Only the number is needed: how many lines contain the word "chevron"?

*Records shown:*
'''

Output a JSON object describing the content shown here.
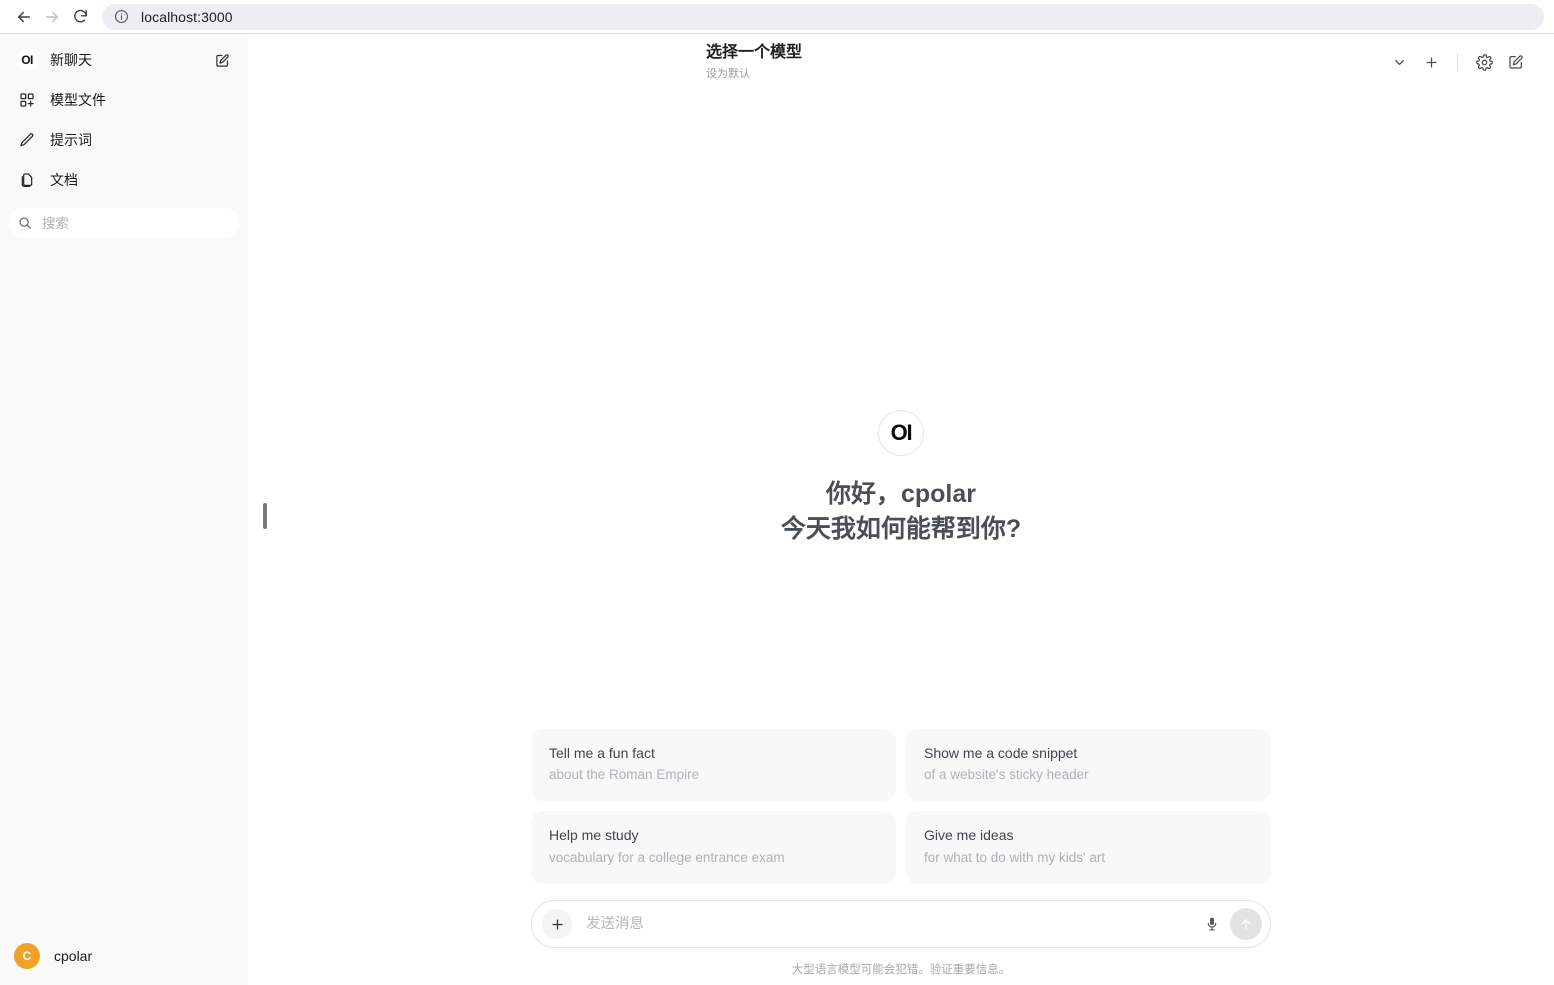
{
  "browser": {
    "back_icon": "arrow-left-icon",
    "forward_icon": "arrow-right-icon",
    "reload_icon": "reload-icon",
    "site_info_icon": "info-circle-icon",
    "url": "localhost:3000"
  },
  "sidebar": {
    "logo_text": "OI",
    "items": [
      {
        "label": "新聊天",
        "icon": "openwebui-logo-icon",
        "trailing_icon": "new-chat-edit-icon"
      },
      {
        "label": "模型文件",
        "icon": "modelfiles-grid-icon"
      },
      {
        "label": "提示词",
        "icon": "pencil-icon"
      },
      {
        "label": "文档",
        "icon": "documents-icon"
      }
    ],
    "search": {
      "placeholder": "搜索",
      "value": "",
      "icon": "search-icon"
    },
    "user": {
      "name": "cpolar",
      "avatar_letter": "C",
      "avatar_color": "#f0a226"
    },
    "resize_handle": "sidebar-resize-handle",
    "background_color": "#f9f9f9"
  },
  "header": {
    "model_title": "选择一个模型",
    "model_subtitle": "设为默认",
    "chevron_icon": "chevron-down-icon",
    "plus_icon": "plus-icon",
    "settings_icon": "gear-icon",
    "new_chat_icon": "compose-edit-icon"
  },
  "greeting": {
    "logo_text": "OI",
    "line1": "你好，cpolar",
    "line2": "今天我如何能帮到你?"
  },
  "suggestions": [
    {
      "title": "Tell me a fun fact",
      "subtitle": "about the Roman Empire"
    },
    {
      "title": "Show me a code snippet",
      "subtitle": "of a website's sticky header"
    },
    {
      "title": "Help me study",
      "subtitle": "vocabulary for a college entrance exam"
    },
    {
      "title": "Give me ideas",
      "subtitle": "for what to do with my kids' art"
    }
  ],
  "composer": {
    "placeholder": "发送消息",
    "value": "",
    "plus_icon": "plus-icon",
    "mic_icon": "microphone-icon",
    "send_icon": "arrow-up-send-icon",
    "disclaimer": "大型语言模型可能会犯错。验证重要信息。"
  }
}
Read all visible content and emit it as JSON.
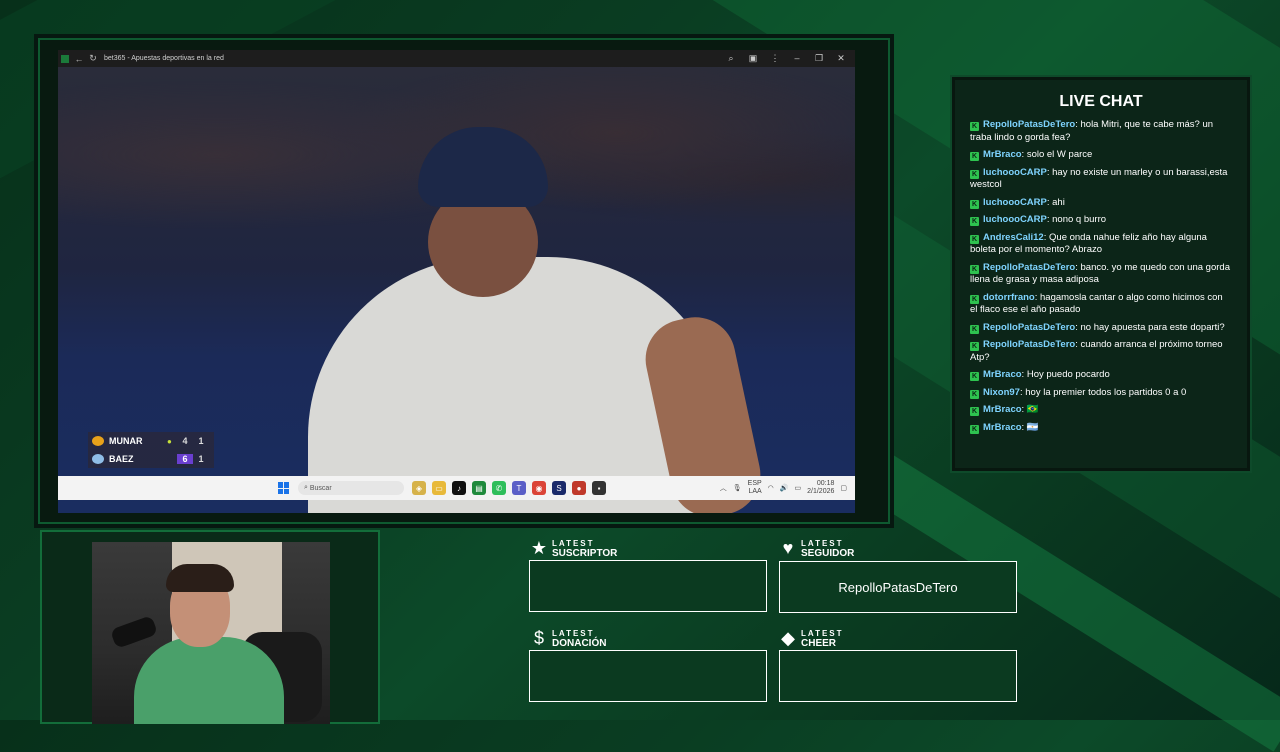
{
  "browser": {
    "title": "bet365 - Apuestas deportivas en la red",
    "controls": [
      "zoom",
      "extensions",
      "menu",
      "minimize",
      "restore",
      "close"
    ]
  },
  "scoreboard": {
    "players": [
      {
        "name": "MUNAR",
        "games1": "4",
        "games2": "1",
        "serving": true
      },
      {
        "name": "BAEZ",
        "games1": "6",
        "games2": "1",
        "serving": false
      }
    ]
  },
  "taskbar": {
    "search_placeholder": "Buscar",
    "lang_top": "ESP",
    "lang_bottom": "LAA",
    "time": "00:18",
    "date": "2/1/2026"
  },
  "chat": {
    "title": "LIVE CHAT",
    "messages": [
      {
        "user": "RepolloPatasDeTero",
        "text": "hola Mitri, que te cabe más? un traba lindo o gorda fea?"
      },
      {
        "user": "MrBraco",
        "text": "solo el W parce"
      },
      {
        "user": "luchoooCARP",
        "text": "hay no existe un marley o un barassi,esta westcol"
      },
      {
        "user": "luchoooCARP",
        "text": "ahi"
      },
      {
        "user": "luchoooCARP",
        "text": "nono q burro"
      },
      {
        "user": "AndresCali12",
        "text": "Que onda nahue feliz año hay alguna boleta por el momento? Abrazo"
      },
      {
        "user": "RepolloPatasDeTero",
        "text": "banco. yo me quedo con una gorda llena de grasa y masa adiposa"
      },
      {
        "user": "dotorrfrano",
        "text": "hagamosla cantar o algo como hicimos con el flaco ese el año pasado"
      },
      {
        "user": "RepolloPatasDeTero",
        "text": "no hay apuesta para este doparti?"
      },
      {
        "user": "RepolloPatasDeTero",
        "text": "cuando arranca el próximo torneo Atp?"
      },
      {
        "user": "MrBraco",
        "text": "Hoy puedo pocardo"
      },
      {
        "user": "Nixon97",
        "text": "hoy la premier todos los partidos 0 a 0"
      },
      {
        "user": "MrBraco",
        "text": "🇧🇷"
      },
      {
        "user": "MrBraco",
        "text": "🇦🇷"
      }
    ]
  },
  "latest": {
    "suscriptor": {
      "label1": "LATEST",
      "label2": "SUSCRIPTOR",
      "value": ""
    },
    "seguidor": {
      "label1": "LATEST",
      "label2": "SEGUIDOR",
      "value": "RepolloPatasDeTero"
    },
    "donacion": {
      "label1": "LATEST",
      "label2": "DONACIÓN",
      "value": ""
    },
    "cheer": {
      "label1": "LATEST",
      "label2": "CHEER",
      "value": ""
    }
  },
  "colors": {
    "accent": "#2ec24f",
    "username": "#7fd4ff",
    "background": "#0a3d22"
  }
}
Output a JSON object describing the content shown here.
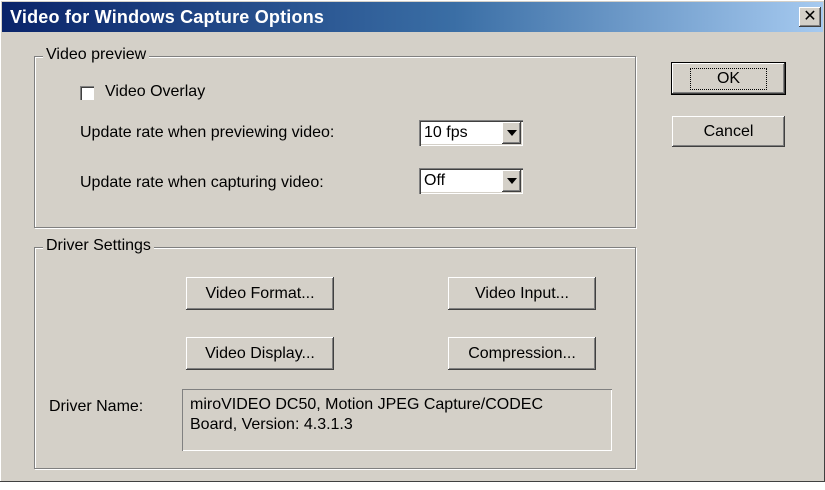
{
  "window": {
    "title": "Video for Windows Capture Options",
    "close_glyph": "✕"
  },
  "video_preview": {
    "legend": "Video preview",
    "overlay_label": "Video Overlay",
    "overlay_checked": false,
    "preview_rate_label": "Update rate when previewing video:",
    "preview_rate_value": "10 fps",
    "capture_rate_label": "Update rate when capturing video:",
    "capture_rate_value": "Off"
  },
  "driver_settings": {
    "legend": "Driver Settings",
    "video_format_label": "Video Format...",
    "video_input_label": "Video Input...",
    "video_display_label": "Video Display...",
    "compression_label": "Compression...",
    "driver_name_label": "Driver Name:",
    "driver_name_line1": "miroVIDEO DC50, Motion JPEG Capture/CODEC",
    "driver_name_line2": "Board, Version:  4.3.1.3"
  },
  "buttons": {
    "ok_label": "OK",
    "cancel_label": "Cancel"
  },
  "icons": {
    "close": "close-icon",
    "dropdown": "chevron-down-icon"
  }
}
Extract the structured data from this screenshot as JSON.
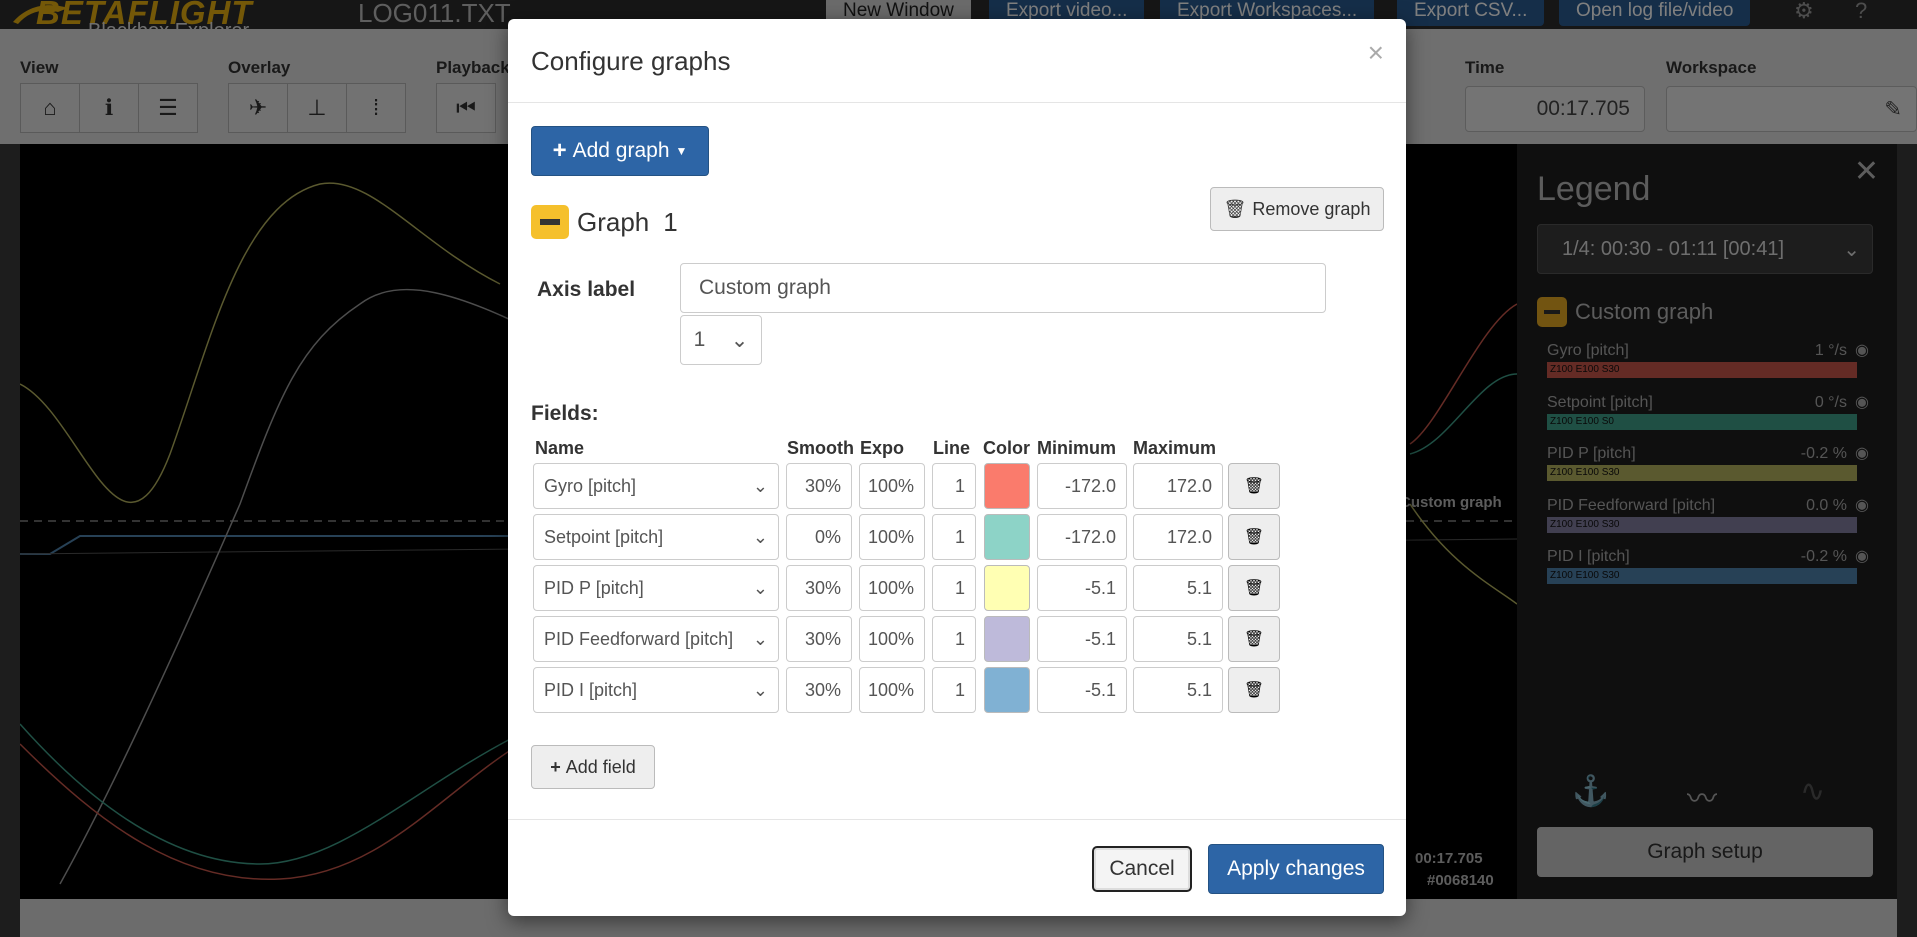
{
  "app": {
    "brand": "BETAFLIGHT",
    "brand_sub": "Blackbox Explorer",
    "filename": "LOG011.TXT"
  },
  "topbar": {
    "new_window": "New Window",
    "export_video": "Export video...",
    "export_workspaces": "Export Workspaces...",
    "export_csv": "Export CSV...",
    "open_log": "Open log file/video"
  },
  "toolbar": {
    "view_label": "View",
    "overlay_label": "Overlay",
    "playback_label": "Playback",
    "time_label": "Time",
    "time_value": "00:17.705",
    "workspace_label": "Workspace"
  },
  "graph_area": {
    "time_stamp": "00:17.705",
    "frame_stamp": "#0068140",
    "graph_label": "Custom graph"
  },
  "legend": {
    "title": "Legend",
    "selection": "1/4: 00:30 - 01:11 [00:41]",
    "group": "Custom graph",
    "entries": [
      {
        "name": "Gyro [pitch]",
        "value": "1 °/s",
        "bar": "Z100 E100 S30",
        "color": "#c9574a"
      },
      {
        "name": "Setpoint [pitch]",
        "value": "0 °/s",
        "bar": "Z100 E100 S0",
        "color": "#3f9e88"
      },
      {
        "name": "PID P [pitch]",
        "value": "-0.2 %",
        "bar": "Z100 E100 S30",
        "color": "#b5b25e"
      },
      {
        "name": "PID Feedforward [pitch]",
        "value": "0.0 %",
        "bar": "Z100 E100 S30",
        "color": "#837fa0"
      },
      {
        "name": "PID I [pitch]",
        "value": "-0.2 %",
        "bar": "Z100 E100 S30",
        "color": "#4f82ac"
      }
    ],
    "graph_setup": "Graph setup"
  },
  "modal": {
    "title": "Configure graphs",
    "add_graph": "Add graph",
    "graph_title": "Graph",
    "graph_number": "1",
    "remove_graph": "Remove graph",
    "axis_label": "Axis label",
    "axis_value": "Custom graph",
    "axis_select": "1",
    "fields_label": "Fields:",
    "columns": {
      "name": "Name",
      "smooth": "Smooth",
      "expo": "Expo",
      "line": "Line",
      "color": "Color",
      "minimum": "Minimum",
      "maximum": "Maximum"
    },
    "fields": [
      {
        "name": "Gyro [pitch]",
        "smooth": "30%",
        "expo": "100%",
        "line": "1",
        "color": "#fa7b6c",
        "min": "-172.0",
        "max": "172.0"
      },
      {
        "name": "Setpoint [pitch]",
        "smooth": "0%",
        "expo": "100%",
        "line": "1",
        "color": "#8dd3c7",
        "min": "-172.0",
        "max": "172.0"
      },
      {
        "name": "PID P [pitch]",
        "smooth": "30%",
        "expo": "100%",
        "line": "1",
        "color": "#ffffb3",
        "min": "-5.1",
        "max": "5.1"
      },
      {
        "name": "PID Feedforward [pitch]",
        "smooth": "30%",
        "expo": "100%",
        "line": "1",
        "color": "#bebada",
        "min": "-5.1",
        "max": "5.1"
      },
      {
        "name": "PID I [pitch]",
        "smooth": "30%",
        "expo": "100%",
        "line": "1",
        "color": "#80b1d3",
        "min": "-5.1",
        "max": "5.1"
      }
    ],
    "add_field": "Add field",
    "cancel": "Cancel",
    "apply": "Apply changes"
  }
}
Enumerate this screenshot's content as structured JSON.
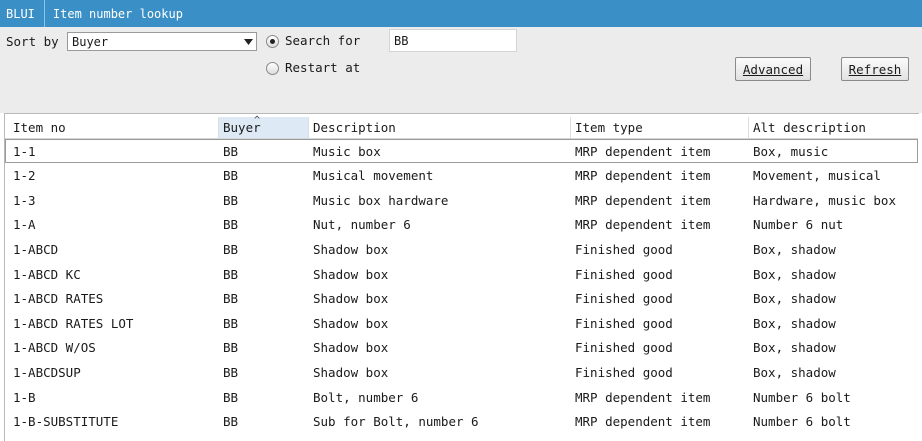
{
  "titlebar": {
    "app": "BLUI",
    "title": "Item number lookup"
  },
  "controls": {
    "sort_by_label": "Sort by",
    "sort_by_value": "Buyer",
    "search_for_label": "Search for",
    "search_value": "BB",
    "restart_at_label": "Restart at",
    "advanced_label": "Advanced",
    "refresh_label": "Refresh",
    "selected_mode": "Search for"
  },
  "grid": {
    "columns": [
      "Item no",
      "Buyer",
      "Description",
      "Item type",
      "Alt description"
    ],
    "sorted_column": "Buyer",
    "rows": [
      [
        "1-1",
        "BB",
        "Music box",
        "MRP dependent item",
        "Box, music"
      ],
      [
        "1-2",
        "BB",
        "Musical movement",
        "MRP dependent item",
        "Movement, musical"
      ],
      [
        "1-3",
        "BB",
        "Music box hardware",
        "MRP dependent item",
        "Hardware, music box"
      ],
      [
        "1-A",
        "BB",
        "Nut, number 6",
        "MRP dependent item",
        "Number 6 nut"
      ],
      [
        "1-ABCD",
        "BB",
        "Shadow box",
        "Finished good",
        "Box, shadow"
      ],
      [
        "1-ABCD KC",
        "BB",
        "Shadow box",
        "Finished good",
        "Box, shadow"
      ],
      [
        "1-ABCD RATES",
        "BB",
        "Shadow box",
        "Finished good",
        "Box, shadow"
      ],
      [
        "1-ABCD RATES LOT",
        "BB",
        "Shadow box",
        "Finished good",
        "Box, shadow"
      ],
      [
        "1-ABCD W/OS",
        "BB",
        "Shadow box",
        "Finished good",
        "Box, shadow"
      ],
      [
        "1-ABCDSUP",
        "BB",
        "Shadow box",
        "Finished good",
        "Box, shadow"
      ],
      [
        "1-B",
        "BB",
        "Bolt, number 6",
        "MRP dependent item",
        "Number 6 bolt"
      ],
      [
        "1-B-SUBSTITUTE",
        "BB",
        "Sub for Bolt, number 6",
        "MRP dependent item",
        "Number 6 bolt"
      ]
    ],
    "selected_row": 0
  },
  "icons": {
    "dropdown": "chevron-down-icon",
    "sort": "sort-ascending-icon"
  },
  "colors": {
    "titlebar": "#3a8fc6",
    "panel": "#ececec",
    "sorted_header": "#dde9f5"
  }
}
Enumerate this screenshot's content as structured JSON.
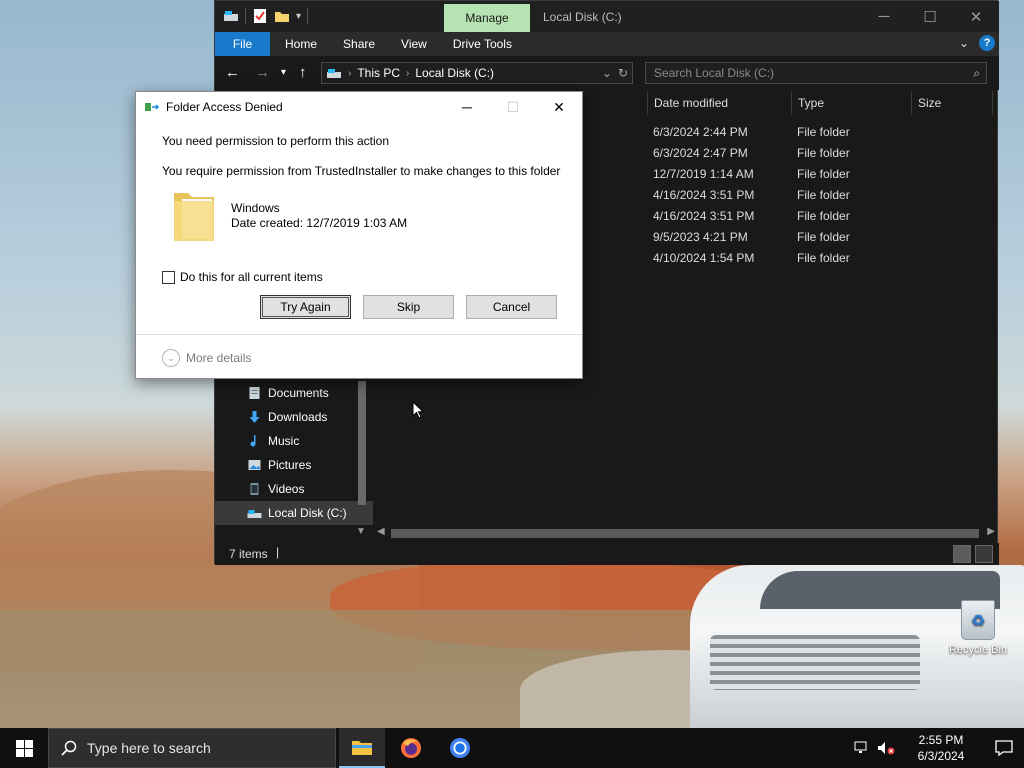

'''

*Exercise solution:* 3